Rows:
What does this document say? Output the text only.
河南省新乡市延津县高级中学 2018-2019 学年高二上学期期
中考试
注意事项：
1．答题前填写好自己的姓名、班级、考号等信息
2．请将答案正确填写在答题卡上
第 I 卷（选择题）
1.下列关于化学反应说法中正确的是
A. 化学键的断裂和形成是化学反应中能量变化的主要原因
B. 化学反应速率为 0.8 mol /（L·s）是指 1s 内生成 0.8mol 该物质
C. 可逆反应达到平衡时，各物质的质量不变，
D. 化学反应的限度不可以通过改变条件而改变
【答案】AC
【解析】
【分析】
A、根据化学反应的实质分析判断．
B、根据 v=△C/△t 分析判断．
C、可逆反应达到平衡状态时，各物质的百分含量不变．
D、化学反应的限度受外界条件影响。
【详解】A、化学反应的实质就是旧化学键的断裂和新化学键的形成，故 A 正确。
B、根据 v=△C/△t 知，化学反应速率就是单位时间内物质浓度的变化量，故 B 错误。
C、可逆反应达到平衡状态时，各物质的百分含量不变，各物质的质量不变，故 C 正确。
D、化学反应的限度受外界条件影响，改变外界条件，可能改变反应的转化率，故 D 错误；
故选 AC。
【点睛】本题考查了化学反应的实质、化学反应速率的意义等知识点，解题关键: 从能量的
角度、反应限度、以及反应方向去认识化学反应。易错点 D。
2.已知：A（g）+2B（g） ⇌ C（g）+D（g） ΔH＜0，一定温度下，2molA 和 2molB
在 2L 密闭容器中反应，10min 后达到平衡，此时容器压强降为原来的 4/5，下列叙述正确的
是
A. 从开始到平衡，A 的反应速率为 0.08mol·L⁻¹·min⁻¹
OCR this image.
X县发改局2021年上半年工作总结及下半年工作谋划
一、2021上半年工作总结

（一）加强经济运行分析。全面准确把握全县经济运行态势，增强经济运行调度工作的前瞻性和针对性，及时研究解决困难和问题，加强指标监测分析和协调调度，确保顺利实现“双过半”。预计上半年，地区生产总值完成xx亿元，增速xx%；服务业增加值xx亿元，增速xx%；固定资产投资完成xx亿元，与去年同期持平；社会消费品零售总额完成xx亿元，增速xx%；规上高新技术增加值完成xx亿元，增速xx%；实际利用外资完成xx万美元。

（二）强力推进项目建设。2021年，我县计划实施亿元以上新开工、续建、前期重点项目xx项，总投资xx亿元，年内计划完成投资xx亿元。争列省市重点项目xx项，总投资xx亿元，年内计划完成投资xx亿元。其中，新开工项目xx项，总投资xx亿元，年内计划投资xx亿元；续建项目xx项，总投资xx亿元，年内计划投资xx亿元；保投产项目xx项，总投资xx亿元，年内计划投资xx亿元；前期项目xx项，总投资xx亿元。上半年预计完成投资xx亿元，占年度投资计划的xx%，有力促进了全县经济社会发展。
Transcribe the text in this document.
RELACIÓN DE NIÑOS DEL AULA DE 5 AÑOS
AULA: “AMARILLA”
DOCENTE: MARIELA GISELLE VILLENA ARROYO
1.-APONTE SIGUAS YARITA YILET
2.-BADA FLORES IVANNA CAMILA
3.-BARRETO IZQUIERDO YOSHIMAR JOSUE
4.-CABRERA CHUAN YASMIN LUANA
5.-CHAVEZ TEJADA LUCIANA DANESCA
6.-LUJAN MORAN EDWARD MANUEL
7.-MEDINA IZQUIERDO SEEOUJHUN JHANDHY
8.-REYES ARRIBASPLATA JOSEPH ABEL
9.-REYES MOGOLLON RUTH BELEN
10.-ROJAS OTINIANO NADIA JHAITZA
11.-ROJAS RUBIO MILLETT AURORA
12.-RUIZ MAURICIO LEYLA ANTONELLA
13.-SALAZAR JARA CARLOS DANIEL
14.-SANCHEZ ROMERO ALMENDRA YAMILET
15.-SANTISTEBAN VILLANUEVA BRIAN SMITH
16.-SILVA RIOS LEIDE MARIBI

Short task:
Show each line holding the word "this".

The result:
What does this document say? Output the text only.
OCR this image.
Transcribe the text in this document.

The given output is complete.